**Short problem**
Search the data for the word "radius" and copy every line that contains it.

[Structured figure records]
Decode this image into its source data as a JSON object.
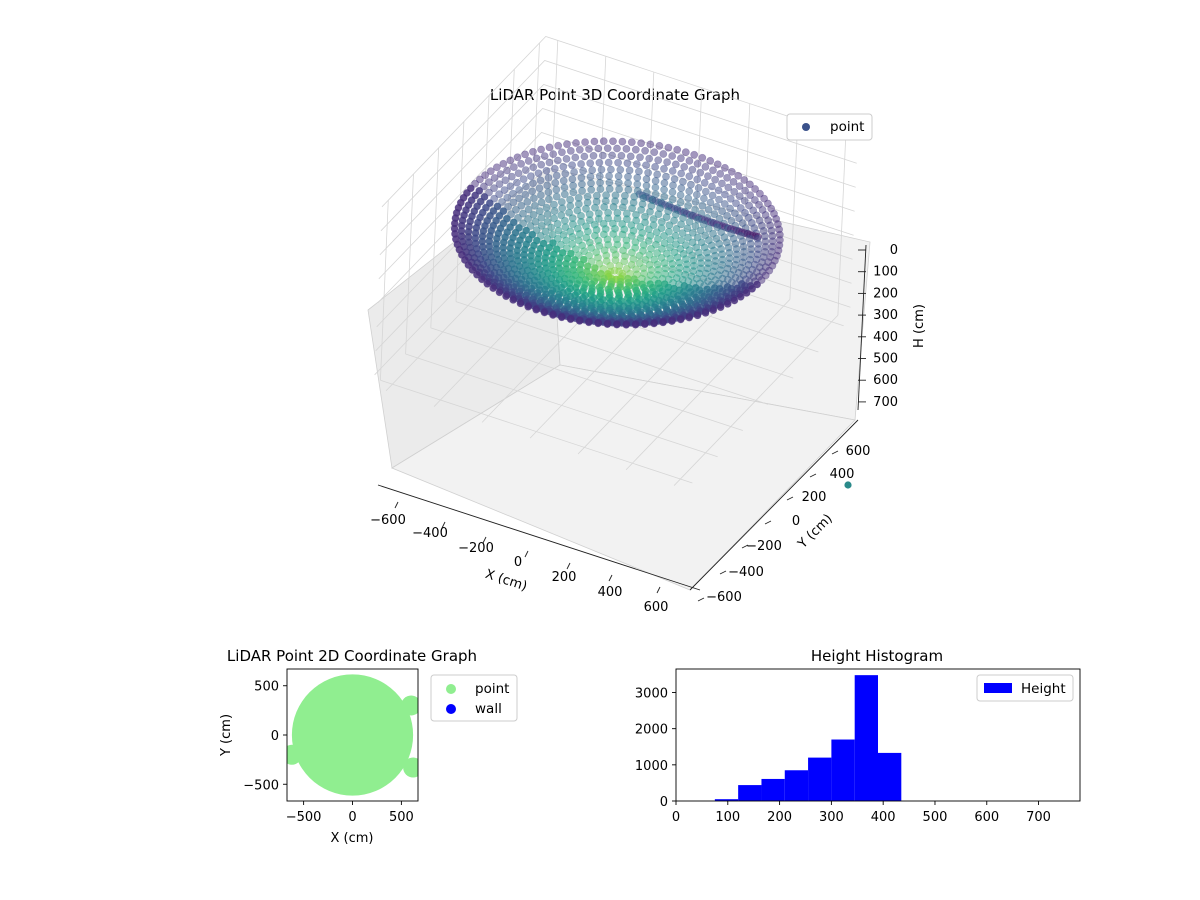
{
  "chart_data": [
    {
      "type": "scatter",
      "projection": "3d",
      "title": "LiDAR Point 3D Coordinate Graph",
      "xlabel": "X (cm)",
      "ylabel": "Y (cm)",
      "zlabel": "H (cm)",
      "xlim": [
        -650,
        650
      ],
      "ylim": [
        -650,
        650
      ],
      "zlim": [
        750,
        0
      ],
      "z_inverted": true,
      "xticks": [
        "−600",
        "−400",
        "−200",
        "0",
        "200",
        "400",
        "600"
      ],
      "yticks": [
        "−600",
        "−400",
        "−200",
        "0",
        "200",
        "400",
        "600"
      ],
      "zticks": [
        "0",
        "100",
        "200",
        "300",
        "400",
        "500",
        "600",
        "700"
      ],
      "colormap": "viridis",
      "legend": {
        "entries": [
          "point"
        ],
        "placement": "top-right",
        "marker_color": "#3b528b"
      },
      "series": [
        {
          "name": "point",
          "description_shape": "dish / cone of points radius ~600 cm, height increasing toward center",
          "rings": [
            {
              "radius": 600,
              "h": 250
            },
            {
              "radius": 500,
              "h": 300
            },
            {
              "radius": 400,
              "h": 340
            },
            {
              "radius": 300,
              "h": 370
            },
            {
              "radius": 200,
              "h": 390
            },
            {
              "radius": 100,
              "h": 410
            },
            {
              "radius": 30,
              "h": 425
            }
          ],
          "outlier": {
            "x": 650,
            "y": 300,
            "h": 700
          },
          "seam": {
            "angle_deg": 45,
            "r_from": 80,
            "r_to": 600,
            "h_from": 100,
            "h_to": 430
          }
        }
      ],
      "grid": true
    },
    {
      "type": "scatter",
      "title": "LiDAR Point 2D Coordinate Graph",
      "xlabel": "X (cm)",
      "ylabel": "Y (cm)",
      "xlim": [
        -670,
        670
      ],
      "ylim": [
        -670,
        670
      ],
      "xticks": [
        -500,
        0,
        500
      ],
      "yticks": [
        -500,
        0,
        500
      ],
      "legend": {
        "placement": "outside-right"
      },
      "series": [
        {
          "name": "point",
          "color": "#90ee90",
          "shape": "disk",
          "center": [
            0,
            0
          ],
          "radius": 620
        },
        {
          "name": "wall",
          "color": "#0000ff",
          "points": []
        }
      ],
      "grid": false
    },
    {
      "type": "bar",
      "subtype": "histogram",
      "title": "Height Histogram",
      "xlim": [
        0,
        780
      ],
      "ylim": [
        0,
        3650
      ],
      "xticks": [
        0,
        100,
        200,
        300,
        400,
        500,
        600,
        700
      ],
      "yticks": [
        0,
        1000,
        2000,
        3000
      ],
      "bins": [
        [
          75,
          120
        ],
        [
          120,
          165
        ],
        [
          165,
          210
        ],
        [
          210,
          255
        ],
        [
          255,
          300
        ],
        [
          300,
          345
        ],
        [
          345,
          390
        ],
        [
          390,
          435
        ]
      ],
      "series": [
        {
          "name": "Height",
          "color": "#0000ff",
          "values": [
            50,
            440,
            610,
            850,
            1200,
            1700,
            3480,
            1330
          ]
        }
      ],
      "legend": {
        "placement": "top-right"
      },
      "grid": false
    }
  ]
}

**Result**
          "description_shape": "dish / cone of points radius ~600 cm, height increasing toward center",
              "radius": 600,
              "radius": 500,
              "radius": 400,
              "radius": 300,
              "radius": 200,
              "radius": 100,
              "radius": 30,
          "radius": 620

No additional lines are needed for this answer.